SHORT TASK >> Present every line in which the string "уцѣлѣли" appears.

RECORD LIST >>
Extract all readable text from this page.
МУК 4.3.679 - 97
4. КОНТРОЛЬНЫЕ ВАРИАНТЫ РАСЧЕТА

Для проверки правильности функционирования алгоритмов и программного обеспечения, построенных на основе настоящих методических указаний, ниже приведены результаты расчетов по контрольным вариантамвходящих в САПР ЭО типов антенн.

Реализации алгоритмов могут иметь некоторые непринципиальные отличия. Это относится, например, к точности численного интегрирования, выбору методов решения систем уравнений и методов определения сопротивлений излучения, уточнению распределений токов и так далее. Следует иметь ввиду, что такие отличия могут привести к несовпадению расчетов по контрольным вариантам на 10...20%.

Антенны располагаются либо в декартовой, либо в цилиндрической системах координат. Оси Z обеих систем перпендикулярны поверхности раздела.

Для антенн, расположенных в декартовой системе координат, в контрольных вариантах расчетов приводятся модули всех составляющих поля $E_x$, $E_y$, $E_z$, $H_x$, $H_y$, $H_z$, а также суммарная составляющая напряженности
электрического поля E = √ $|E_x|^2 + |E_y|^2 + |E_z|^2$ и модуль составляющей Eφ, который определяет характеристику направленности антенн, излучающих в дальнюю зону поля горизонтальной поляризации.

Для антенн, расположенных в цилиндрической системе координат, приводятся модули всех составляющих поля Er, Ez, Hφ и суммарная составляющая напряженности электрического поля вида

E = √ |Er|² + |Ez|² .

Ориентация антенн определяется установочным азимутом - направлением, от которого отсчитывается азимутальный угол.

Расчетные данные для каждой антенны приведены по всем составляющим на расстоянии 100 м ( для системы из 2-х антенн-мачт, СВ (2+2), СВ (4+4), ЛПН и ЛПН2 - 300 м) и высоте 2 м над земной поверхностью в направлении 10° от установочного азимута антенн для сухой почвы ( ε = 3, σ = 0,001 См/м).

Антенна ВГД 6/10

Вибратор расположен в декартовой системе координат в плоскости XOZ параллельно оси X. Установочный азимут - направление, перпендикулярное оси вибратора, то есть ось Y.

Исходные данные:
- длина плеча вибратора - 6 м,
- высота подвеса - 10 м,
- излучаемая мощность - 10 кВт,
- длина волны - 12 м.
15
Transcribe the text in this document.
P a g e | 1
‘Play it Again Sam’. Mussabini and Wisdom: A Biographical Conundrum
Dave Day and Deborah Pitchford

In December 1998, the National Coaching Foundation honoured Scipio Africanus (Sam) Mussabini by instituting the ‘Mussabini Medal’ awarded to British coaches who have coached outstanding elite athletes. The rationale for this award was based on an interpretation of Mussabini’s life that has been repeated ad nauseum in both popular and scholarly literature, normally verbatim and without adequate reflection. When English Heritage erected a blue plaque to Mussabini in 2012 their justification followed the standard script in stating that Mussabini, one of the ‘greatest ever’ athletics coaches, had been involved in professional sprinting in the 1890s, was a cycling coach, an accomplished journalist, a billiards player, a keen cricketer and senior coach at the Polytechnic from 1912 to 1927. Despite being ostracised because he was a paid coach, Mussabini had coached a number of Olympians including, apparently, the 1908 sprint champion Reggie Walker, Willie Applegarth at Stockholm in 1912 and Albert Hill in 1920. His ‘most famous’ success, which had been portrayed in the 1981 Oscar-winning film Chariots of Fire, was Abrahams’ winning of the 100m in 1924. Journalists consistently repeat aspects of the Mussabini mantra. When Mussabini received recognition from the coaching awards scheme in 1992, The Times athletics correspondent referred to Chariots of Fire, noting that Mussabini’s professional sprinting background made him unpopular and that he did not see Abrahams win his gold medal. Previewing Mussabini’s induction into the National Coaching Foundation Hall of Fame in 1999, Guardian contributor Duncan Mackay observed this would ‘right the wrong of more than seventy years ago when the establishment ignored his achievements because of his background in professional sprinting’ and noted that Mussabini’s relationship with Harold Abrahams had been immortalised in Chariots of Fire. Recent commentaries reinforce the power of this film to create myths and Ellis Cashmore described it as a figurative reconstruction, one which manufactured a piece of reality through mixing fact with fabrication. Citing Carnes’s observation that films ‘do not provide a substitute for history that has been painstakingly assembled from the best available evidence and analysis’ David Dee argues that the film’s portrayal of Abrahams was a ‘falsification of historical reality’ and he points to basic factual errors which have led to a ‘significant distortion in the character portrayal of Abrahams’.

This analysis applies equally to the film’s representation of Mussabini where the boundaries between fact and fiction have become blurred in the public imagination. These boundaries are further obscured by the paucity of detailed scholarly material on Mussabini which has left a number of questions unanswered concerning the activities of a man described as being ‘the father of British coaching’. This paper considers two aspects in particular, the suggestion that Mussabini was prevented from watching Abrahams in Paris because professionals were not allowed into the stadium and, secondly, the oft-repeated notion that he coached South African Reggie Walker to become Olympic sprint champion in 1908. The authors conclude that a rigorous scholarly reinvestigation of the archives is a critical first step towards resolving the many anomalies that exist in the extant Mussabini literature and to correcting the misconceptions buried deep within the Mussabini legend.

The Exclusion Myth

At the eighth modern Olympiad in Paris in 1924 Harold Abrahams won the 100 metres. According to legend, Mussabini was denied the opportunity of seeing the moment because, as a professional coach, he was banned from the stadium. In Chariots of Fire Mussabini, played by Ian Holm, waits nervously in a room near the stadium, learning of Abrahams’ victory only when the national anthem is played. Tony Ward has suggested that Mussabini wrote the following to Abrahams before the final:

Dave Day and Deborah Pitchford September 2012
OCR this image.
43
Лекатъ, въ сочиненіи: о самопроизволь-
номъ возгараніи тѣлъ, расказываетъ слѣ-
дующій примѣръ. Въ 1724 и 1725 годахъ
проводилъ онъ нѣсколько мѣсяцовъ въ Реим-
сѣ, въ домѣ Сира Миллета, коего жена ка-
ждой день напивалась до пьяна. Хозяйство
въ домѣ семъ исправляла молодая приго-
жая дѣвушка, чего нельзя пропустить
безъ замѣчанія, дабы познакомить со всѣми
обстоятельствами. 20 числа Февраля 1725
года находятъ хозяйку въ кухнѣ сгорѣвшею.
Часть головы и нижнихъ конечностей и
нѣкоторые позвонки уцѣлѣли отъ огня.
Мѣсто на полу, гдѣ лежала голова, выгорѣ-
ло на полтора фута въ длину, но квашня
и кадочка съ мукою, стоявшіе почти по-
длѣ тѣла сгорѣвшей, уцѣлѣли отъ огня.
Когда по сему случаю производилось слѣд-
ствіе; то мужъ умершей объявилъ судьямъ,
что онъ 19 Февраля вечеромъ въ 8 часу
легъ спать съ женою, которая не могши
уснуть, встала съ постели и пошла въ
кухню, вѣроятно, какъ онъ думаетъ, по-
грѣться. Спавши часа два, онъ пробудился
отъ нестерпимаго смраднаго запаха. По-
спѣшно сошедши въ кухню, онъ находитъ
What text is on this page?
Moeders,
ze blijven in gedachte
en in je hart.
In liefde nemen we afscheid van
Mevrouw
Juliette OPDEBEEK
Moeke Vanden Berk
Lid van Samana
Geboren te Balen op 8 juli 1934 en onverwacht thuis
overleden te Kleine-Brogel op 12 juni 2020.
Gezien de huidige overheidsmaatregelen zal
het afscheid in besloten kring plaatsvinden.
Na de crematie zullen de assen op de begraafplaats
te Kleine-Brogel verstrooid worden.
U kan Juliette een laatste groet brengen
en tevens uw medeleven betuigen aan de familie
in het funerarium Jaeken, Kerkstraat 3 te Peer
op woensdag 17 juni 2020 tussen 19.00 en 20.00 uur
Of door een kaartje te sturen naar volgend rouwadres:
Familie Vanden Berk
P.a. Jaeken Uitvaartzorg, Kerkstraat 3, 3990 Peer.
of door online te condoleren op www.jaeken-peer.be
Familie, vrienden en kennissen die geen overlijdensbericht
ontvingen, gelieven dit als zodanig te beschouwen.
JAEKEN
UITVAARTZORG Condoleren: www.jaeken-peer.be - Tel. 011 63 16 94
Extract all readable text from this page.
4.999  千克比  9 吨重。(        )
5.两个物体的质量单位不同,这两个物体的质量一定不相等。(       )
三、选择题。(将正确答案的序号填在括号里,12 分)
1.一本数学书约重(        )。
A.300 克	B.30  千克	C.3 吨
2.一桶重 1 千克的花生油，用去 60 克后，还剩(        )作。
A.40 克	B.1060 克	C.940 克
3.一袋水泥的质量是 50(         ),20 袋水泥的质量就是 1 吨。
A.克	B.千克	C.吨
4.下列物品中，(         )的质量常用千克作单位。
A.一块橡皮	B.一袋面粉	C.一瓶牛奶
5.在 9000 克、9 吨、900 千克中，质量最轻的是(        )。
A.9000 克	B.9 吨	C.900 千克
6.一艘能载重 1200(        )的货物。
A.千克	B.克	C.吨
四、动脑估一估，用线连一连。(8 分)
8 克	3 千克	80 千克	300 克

SOLUTION TO THIS EXERCISE >>
нѣкоторые позвонки уцѣлѣли отъ огня.
длѣ тѣла сгорѣвшей, уцѣлѣли отъ огня.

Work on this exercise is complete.